## Prompt A
Quote the listing below word for word, from its first line down to and including the line that contains "validity-label: حداقل تاریخ".

:: Text to read

As in all of our work, our coaching approach is underpinned by careful research into best practices. Coaching increases the chances that individuals will be able to understand and implement learning from a leadership programme and to change their behaviour. This in turn supports organisational impact from programmes.

Our approach to coaching incorporates the following aspects:

•⁠  ⁠creating space and time for reflection

•⁠  ⁠offering fresh viewpoints and external perspectives

•⁠  ⁠sharing specific tips, tools and models to expand the resources which participants can draw on in the future

•⁠  ⁠creating a safe and positive environment to take risks

•⁠  ⁠encouraging participants to examine their beliefs and perspectives critically

•⁠  ⁠offering opportunities for spaced practice and repetition, which are also key elements of adult learning.

Individual Coaching

Individual coaching starts with an organisational or individual need. There is an initial meeting to explore whether a particular coach is a good fit for a person. Research suggests that the key factor in successful coaching is the relationship between a coach and coachee. This relationship needs to allow for both trust and challenge. The decision as to whether a coaching relationship is right for a given person lies with that person. We suggest that as a minimum you should speak to 2-3 coaches before you decide who to work with. If we don’t have a coach that feels right for you, we will always happily recommend some other possibilities from our coaching networks.


We usually have a three-way contracting meeting between a coach, an individual and their organisation to agree what the goals for coaching will be. We then usually agree for around six meetings either face-to-face or in person, sometimes with a midpoint review or with an extension. 


Each meeting lasts one to two hours. The coaching agenda is co-created by all parties involved, but accountability lies with the individual receiving coaching. This means that nobody will do it for you; the coach is there to support your development but change requires you to put things into practice and to experiment.

::::
:: Working data

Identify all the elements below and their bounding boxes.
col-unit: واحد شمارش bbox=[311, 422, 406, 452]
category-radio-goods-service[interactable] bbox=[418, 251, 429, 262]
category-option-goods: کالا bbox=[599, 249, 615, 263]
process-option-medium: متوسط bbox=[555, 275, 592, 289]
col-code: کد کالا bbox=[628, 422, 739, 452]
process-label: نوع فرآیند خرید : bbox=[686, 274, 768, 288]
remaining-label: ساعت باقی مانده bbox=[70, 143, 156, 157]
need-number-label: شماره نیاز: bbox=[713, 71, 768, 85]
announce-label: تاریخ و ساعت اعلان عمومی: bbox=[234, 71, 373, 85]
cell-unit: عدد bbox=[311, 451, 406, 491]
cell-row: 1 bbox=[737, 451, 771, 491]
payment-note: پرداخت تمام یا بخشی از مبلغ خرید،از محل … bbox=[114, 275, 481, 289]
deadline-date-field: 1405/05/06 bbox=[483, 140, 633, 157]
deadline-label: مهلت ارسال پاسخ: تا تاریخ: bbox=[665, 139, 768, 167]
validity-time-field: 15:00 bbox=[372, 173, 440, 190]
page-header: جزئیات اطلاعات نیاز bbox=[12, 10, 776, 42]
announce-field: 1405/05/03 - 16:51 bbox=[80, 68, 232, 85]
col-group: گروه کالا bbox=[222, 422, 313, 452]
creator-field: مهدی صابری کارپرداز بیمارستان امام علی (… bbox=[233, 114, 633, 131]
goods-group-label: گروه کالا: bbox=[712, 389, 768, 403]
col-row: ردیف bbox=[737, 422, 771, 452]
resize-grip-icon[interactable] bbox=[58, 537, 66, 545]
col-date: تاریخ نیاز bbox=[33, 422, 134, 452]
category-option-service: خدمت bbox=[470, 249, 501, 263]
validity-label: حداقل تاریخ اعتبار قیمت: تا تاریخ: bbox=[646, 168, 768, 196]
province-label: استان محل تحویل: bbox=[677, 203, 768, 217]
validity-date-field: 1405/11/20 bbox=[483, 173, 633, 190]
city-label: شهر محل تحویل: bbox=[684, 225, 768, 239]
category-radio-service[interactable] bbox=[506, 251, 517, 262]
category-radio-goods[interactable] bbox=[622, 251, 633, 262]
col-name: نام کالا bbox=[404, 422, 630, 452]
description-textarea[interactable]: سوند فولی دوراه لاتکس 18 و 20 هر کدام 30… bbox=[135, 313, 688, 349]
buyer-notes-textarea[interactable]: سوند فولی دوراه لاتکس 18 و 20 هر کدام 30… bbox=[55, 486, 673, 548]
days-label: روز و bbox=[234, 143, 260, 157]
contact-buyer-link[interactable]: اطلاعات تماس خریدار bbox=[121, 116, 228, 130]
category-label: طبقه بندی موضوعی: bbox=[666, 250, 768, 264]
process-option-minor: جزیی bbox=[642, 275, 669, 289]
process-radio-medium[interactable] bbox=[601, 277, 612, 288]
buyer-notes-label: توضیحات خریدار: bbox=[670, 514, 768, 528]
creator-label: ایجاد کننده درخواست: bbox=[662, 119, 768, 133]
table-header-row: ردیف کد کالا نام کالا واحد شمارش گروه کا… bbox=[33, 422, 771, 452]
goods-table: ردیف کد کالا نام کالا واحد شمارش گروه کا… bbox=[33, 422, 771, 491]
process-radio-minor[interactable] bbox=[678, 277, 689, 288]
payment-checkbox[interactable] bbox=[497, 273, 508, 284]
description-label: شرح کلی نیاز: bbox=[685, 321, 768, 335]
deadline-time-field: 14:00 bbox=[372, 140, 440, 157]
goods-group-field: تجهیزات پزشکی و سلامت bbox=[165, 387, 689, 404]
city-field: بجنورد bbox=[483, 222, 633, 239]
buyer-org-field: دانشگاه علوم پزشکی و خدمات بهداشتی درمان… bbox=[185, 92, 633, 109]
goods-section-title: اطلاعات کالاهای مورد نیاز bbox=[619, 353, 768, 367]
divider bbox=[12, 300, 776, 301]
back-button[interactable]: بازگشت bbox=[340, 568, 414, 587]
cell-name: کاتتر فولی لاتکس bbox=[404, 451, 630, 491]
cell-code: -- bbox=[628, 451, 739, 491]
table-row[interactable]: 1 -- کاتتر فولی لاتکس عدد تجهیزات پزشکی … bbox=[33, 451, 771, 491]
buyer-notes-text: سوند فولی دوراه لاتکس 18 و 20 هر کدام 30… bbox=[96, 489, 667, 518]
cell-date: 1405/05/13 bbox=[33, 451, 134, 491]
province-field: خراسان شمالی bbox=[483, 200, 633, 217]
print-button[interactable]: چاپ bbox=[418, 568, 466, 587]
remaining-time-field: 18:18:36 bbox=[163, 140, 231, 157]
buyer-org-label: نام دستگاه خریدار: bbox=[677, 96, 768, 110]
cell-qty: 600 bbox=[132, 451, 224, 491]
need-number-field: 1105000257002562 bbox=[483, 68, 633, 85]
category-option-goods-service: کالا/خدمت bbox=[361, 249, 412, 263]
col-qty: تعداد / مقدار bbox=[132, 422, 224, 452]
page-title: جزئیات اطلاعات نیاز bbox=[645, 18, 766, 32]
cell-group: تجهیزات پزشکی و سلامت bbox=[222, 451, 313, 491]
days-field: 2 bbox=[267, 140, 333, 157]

::::

## Prompt B
Extend the text on the coaching approach, picking up after its final sentence above.

## Exercise answer A
Identify all the elements below and their bounding boxes.
col-unit: واحد شمارش bbox=[311, 422, 406, 452]
category-radio-goods-service[interactable] bbox=[418, 251, 429, 262]
category-option-goods: کالا bbox=[599, 249, 615, 263]
process-option-medium: متوسط bbox=[555, 275, 592, 289]
col-code: کد کالا bbox=[628, 422, 739, 452]
process-label: نوع فرآیند خرید : bbox=[686, 274, 768, 288]
remaining-label: ساعت باقی مانده bbox=[70, 143, 156, 157]
need-number-label: شماره نیاز: bbox=[713, 71, 768, 85]
announce-label: تاریخ و ساعت اعلان عمومی: bbox=[234, 71, 373, 85]
cell-unit: عدد bbox=[311, 451, 406, 491]
cell-row: 1 bbox=[737, 451, 771, 491]
payment-note: پرداخت تمام یا بخشی از مبلغ خرید،از محل … bbox=[114, 275, 481, 289]
deadline-date-field: 1405/05/06 bbox=[483, 140, 633, 157]
deadline-label: مهلت ارسال پاسخ: تا تاریخ: bbox=[665, 139, 768, 167]
validity-time-field: 15:00 bbox=[372, 173, 440, 190]
page-header: جزئیات اطلاعات نیاز bbox=[12, 10, 776, 42]
announce-field: 1405/05/03 - 16:51 bbox=[80, 68, 232, 85]
col-group: گروه کالا bbox=[222, 422, 313, 452]
creator-field: مهدی صابری کارپرداز بیمارستان امام علی (… bbox=[233, 114, 633, 131]
goods-group-label: گروه کالا: bbox=[712, 389, 768, 403]
col-row: ردیف bbox=[737, 422, 771, 452]
resize-grip-icon[interactable] bbox=[58, 537, 66, 545]
col-date: تاریخ نیاز bbox=[33, 422, 134, 452]
category-option-service: خدمت bbox=[470, 249, 501, 263]
validity-label: حداقل تاریخ اعتبار قیمت: تا تاریخ: bbox=[646, 168, 768, 196]

## Exercise answer B
Team Coaching

The reality of most people’s working lives is that we work in teams. A further reality is that those teams will change, and on any given day you will be working with a variety of different people in different ways. 


Team coaching involves a coach working with two or more people to improve the outcomes and the experience of working together. As with individual coaching, team coaching starts with an organisational or individual need. There may be a sense that the team isn’t working as cohesively as it could, or there might be a sense that there is potential in the team that hasn’t yet been unleashed.


Team coaching can support teams within which there have been rifts or challenges, perhaps as a result of high turnover or of conflict within the team. The aim is to consider the perspectives of all of the individuals within a team, and to find practical ways of improving team functioning and effectiveness.


In team coaching each individual is given the opportunity to express their ideas, concerns and expectations ahead of time. Based on the team’s needs and our assessments, we will suggest a framework to work together in defined groups over an agreed period of time. During sessions, we work together with teams to adapt the agenda for the session for issues that may arise as part of the team coaching process.


We frequently work with communication, different cultural understandings and expectations, perceived conflict within a team, integration of new members or new ideas, and developing cohesive team visions.